--- Begin ---
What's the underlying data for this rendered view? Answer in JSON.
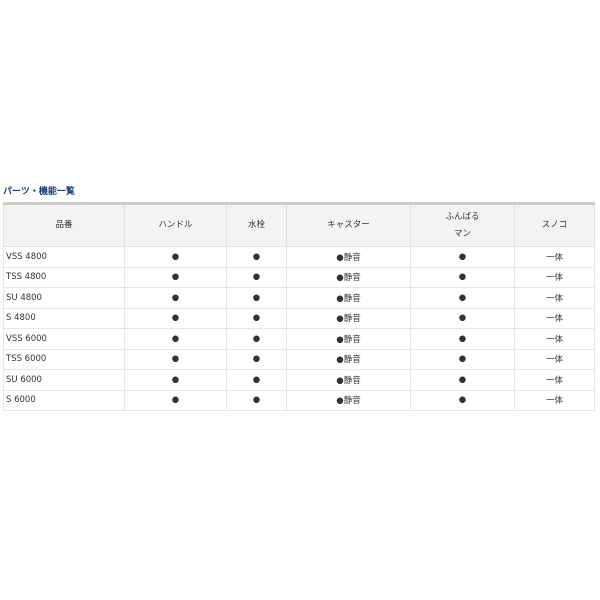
{
  "title": "パーツ・機能一覧",
  "headers": [
    "品番",
    "ハンドル",
    "水栓",
    "キャスター",
    "ふんばる\nマン",
    "スノコ"
  ],
  "rows": [
    [
      "VSS 4800",
      "●",
      "●",
      "●静音",
      "●",
      "一体"
    ],
    [
      "TSS 4800",
      "●",
      "●",
      "●静音",
      "●",
      "一体"
    ],
    [
      "SU 4800",
      "●",
      "●",
      "●静音",
      "●",
      "一体"
    ],
    [
      "S 4800",
      "●",
      "●",
      "●静音",
      "●",
      "一体"
    ],
    [
      "VSS 6000",
      "●",
      "●",
      "●静音",
      "●",
      "一体"
    ],
    [
      "TSS 6000",
      "●",
      "●",
      "●静音",
      "●",
      "一体"
    ],
    [
      "SU 6000",
      "●",
      "●",
      "●静音",
      "●",
      "一体"
    ],
    [
      "S 6000",
      "●",
      "●",
      "●静音",
      "●",
      "一体"
    ]
  ]
}
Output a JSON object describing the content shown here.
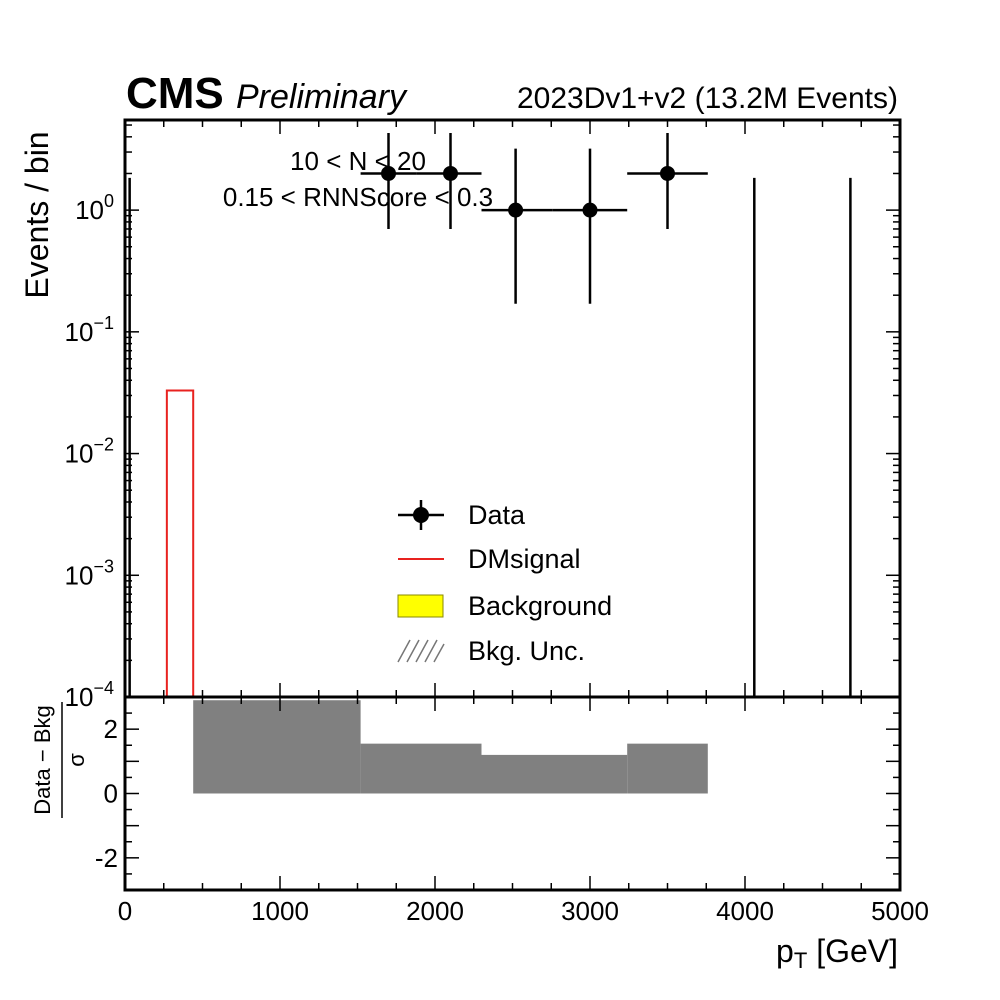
{
  "header": {
    "experiment": "CMS",
    "status": "Preliminary",
    "dataset": "2023Dv1+v2 (13.2M Events)"
  },
  "annotations": [
    "10 < N < 20",
    "0.15 < RNNScore < 0.3"
  ],
  "legend": {
    "placement": "center",
    "entries": [
      {
        "key": "data",
        "label": "Data"
      },
      {
        "key": "signal",
        "label": "DMsignal"
      },
      {
        "key": "background",
        "label": "Background"
      },
      {
        "key": "unc",
        "label": "Bkg. Unc."
      }
    ]
  },
  "colors": {
    "data": "#000000",
    "signal": "#e8221f",
    "background": "#ffff00",
    "ratio_fill": "#808080"
  },
  "chart_data": [
    {
      "type": "histogram",
      "panel": "main",
      "xlabel": "",
      "ylabel": "Events / bin",
      "xlim": [
        0,
        5000
      ],
      "ylim": [
        0.0001,
        5.5
      ],
      "yscale": "log",
      "y_ticks": [
        {
          "value": 1,
          "base": "10",
          "exp": "0"
        },
        {
          "value": 0.1,
          "base": "10",
          "exp": "−1"
        },
        {
          "value": 0.01,
          "base": "10",
          "exp": "−2"
        },
        {
          "value": 0.001,
          "base": "10",
          "exp": "−3"
        },
        {
          "value": 0.0001,
          "base": "10",
          "exp": "−4"
        }
      ],
      "data_points": [
        {
          "x": 1700,
          "xerr": [
            1520,
            1880
          ],
          "y": 2,
          "yerr": [
            0.7,
            4.3
          ]
        },
        {
          "x": 2100,
          "xerr": [
            1880,
            2300
          ],
          "y": 2,
          "yerr": [
            0.7,
            4.3
          ]
        },
        {
          "x": 2520,
          "xerr": [
            2300,
            2760
          ],
          "y": 1,
          "yerr": [
            0.17,
            3.2
          ]
        },
        {
          "x": 3000,
          "xerr": [
            2760,
            3240
          ],
          "y": 1,
          "yerr": [
            0.17,
            3.2
          ]
        },
        {
          "x": 3500,
          "xerr": [
            3240,
            3760
          ],
          "y": 2,
          "yerr": [
            0.7,
            4.3
          ]
        }
      ],
      "zero_count_error_bars": [
        {
          "x": 30,
          "y_high": 1.84
        },
        {
          "x": 4060,
          "y_high": 1.84
        },
        {
          "x": 4680,
          "y_high": 1.84
        }
      ],
      "signal_bins": [
        {
          "x_low": 270,
          "x_high": 440,
          "value": 0.033
        }
      ],
      "background_bins": []
    },
    {
      "type": "bar",
      "panel": "ratio",
      "xlabel": "p_T [GeV]",
      "ylabel": "(Data − Bkg) / σ",
      "xlim": [
        0,
        5000
      ],
      "ylim": [
        -3,
        3
      ],
      "x_ticks": [
        0,
        1000,
        2000,
        3000,
        4000,
        5000
      ],
      "y_ticks": [
        2,
        0,
        -2
      ],
      "bins": [
        {
          "x_low": 440,
          "x_high": 1520,
          "value": 2.9
        },
        {
          "x_low": 1520,
          "x_high": 2300,
          "value": 1.55
        },
        {
          "x_low": 2300,
          "x_high": 3240,
          "value": 1.2
        },
        {
          "x_low": 3240,
          "x_high": 3760,
          "value": 1.55
        }
      ]
    }
  ],
  "labels": {
    "x_axis_symbol": "p",
    "x_axis_subscript": "T",
    "x_axis_unit": " [GeV]",
    "y_main": "Events / bin",
    "ratio_numerator": "Data − Bkg",
    "ratio_denominator": "σ",
    "ratio_tick_labels": [
      "2",
      "0",
      "-2"
    ],
    "x_tick_labels": [
      "0",
      "1000",
      "2000",
      "3000",
      "4000",
      "5000"
    ]
  }
}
--- End ---
_EXERCISE PROMPT_:
Every entry should be returned exactly as written, minus the pictures.

_ANSWER TO THE TASK_:
What's the underlying data for this rendered view? Answer in JSON.
{
  "title": "パーツ・機能一覧",
  "headers": [
    "品番",
    "ハンドル",
    "水栓",
    "キャスター",
    "ふんばる\nマン",
    "スノコ"
  ],
  "rows": [
    [
      "VSS 4800",
      "●",
      "●",
      "●静音",
      "●",
      "一体"
    ],
    [
      "TSS 4800",
      "●",
      "●",
      "●静音",
      "●",
      "一体"
    ],
    [
      "SU 4800",
      "●",
      "●",
      "●静音",
      "●",
      "一体"
    ],
    [
      "S 4800",
      "●",
      "●",
      "●静音",
      "●",
      "一体"
    ],
    [
      "VSS 6000",
      "●",
      "●",
      "●静音",
      "●",
      "一体"
    ],
    [
      "TSS 6000",
      "●",
      "●",
      "●静音",
      "●",
      "一体"
    ],
    [
      "SU 6000",
      "●",
      "●",
      "●静音",
      "●",
      "一体"
    ],
    [
      "S 6000",
      "●",
      "●",
      "●静音",
      "●",
      "一体"
    ]
  ]
}
Output a JSON object describing the content shown here.
{
  "header": {
    "experiment": "CMS",
    "status": "Preliminary",
    "dataset": "2023Dv1+v2 (13.2M Events)"
  },
  "annotations": [
    "10 < N < 20",
    "0.15 < RNNScore < 0.3"
  ],
  "legend": {
    "placement": "center",
    "entries": [
      {
        "key": "data",
        "label": "Data"
      },
      {
        "key": "signal",
        "label": "DMsignal"
      },
      {
        "key": "background",
        "label": "Background"
      },
      {
        "key": "unc",
        "label": "Bkg. Unc."
      }
    ]
  },
  "colors": {
    "data": "#000000",
    "signal": "#e8221f",
    "background": "#ffff00",
    "ratio_fill": "#808080"
  },
  "chart_data": [
    {
      "type": "histogram",
      "panel": "main",
      "xlabel": "",
      "ylabel": "Events / bin",
      "xlim": [
        0,
        5000
      ],
      "ylim": [
        0.0001,
        5.5
      ],
      "yscale": "log",
      "y_ticks": [
        {
          "value": 1,
          "base": "10",
          "exp": "0"
        },
        {
          "value": 0.1,
          "base": "10",
          "exp": "−1"
        },
        {
          "value": 0.01,
          "base": "10",
          "exp": "−2"
        },
        {
          "value": 0.001,
          "base": "10",
          "exp": "−3"
        },
        {
          "value": 0.0001,
          "base": "10",
          "exp": "−4"
        }
      ],
      "data_points": [
        {
          "x": 1700,
          "xerr": [
            1520,
            1880
          ],
          "y": 2,
          "yerr": [
            0.7,
            4.3
          ]
        },
        {
          "x": 2100,
          "xerr": [
            1880,
            2300
          ],
          "y": 2,
          "yerr": [
            0.7,
            4.3
          ]
        },
        {
          "x": 2520,
          "xerr": [
            2300,
            2760
          ],
          "y": 1,
          "yerr": [
            0.17,
            3.2
          ]
        },
        {
          "x": 3000,
          "xerr": [
            2760,
            3240
          ],
          "y": 1,
          "yerr": [
            0.17,
            3.2
          ]
        },
        {
          "x": 3500,
          "xerr": [
            3240,
            3760
          ],
          "y": 2,
          "yerr": [
            0.7,
            4.3
          ]
        }
      ],
      "zero_count_error_bars": [
        {
          "x": 30,
          "y_high": 1.84
        },
        {
          "x": 4060,
          "y_high": 1.84
        },
        {
          "x": 4680,
          "y_high": 1.84
        }
      ],
      "signal_bins": [
        {
          "x_low": 270,
          "x_high": 440,
          "value": 0.033
        }
      ],
      "background_bins": []
    },
    {
      "type": "bar",
      "panel": "ratio",
      "xlabel": "p_T [GeV]",
      "ylabel": "(Data − Bkg) / σ",
      "xlim": [
        0,
        5000
      ],
      "ylim": [
        -3,
        3
      ],
      "x_ticks": [
        0,
        1000,
        2000,
        3000,
        4000,
        5000
      ],
      "y_ticks": [
        2,
        0,
        -2
      ],
      "bins": [
        {
          "x_low": 440,
          "x_high": 1520,
          "value": 2.9
        },
        {
          "x_low": 1520,
          "x_high": 2300,
          "value": 1.55
        },
        {
          "x_low": 2300,
          "x_high": 3240,
          "value": 1.2
        },
        {
          "x_low": 3240,
          "x_high": 3760,
          "value": 1.55
        }
      ]
    }
  ],
  "labels": {
    "x_axis_symbol": "p",
    "x_axis_subscript": "T",
    "x_axis_unit": " [GeV]",
    "y_main": "Events / bin",
    "ratio_numerator": "Data − Bkg",
    "ratio_denominator": "σ",
    "ratio_tick_labels": [
      "2",
      "0",
      "-2"
    ],
    "x_tick_labels": [
      "0",
      "1000",
      "2000",
      "3000",
      "4000",
      "5000"
    ]
  }
}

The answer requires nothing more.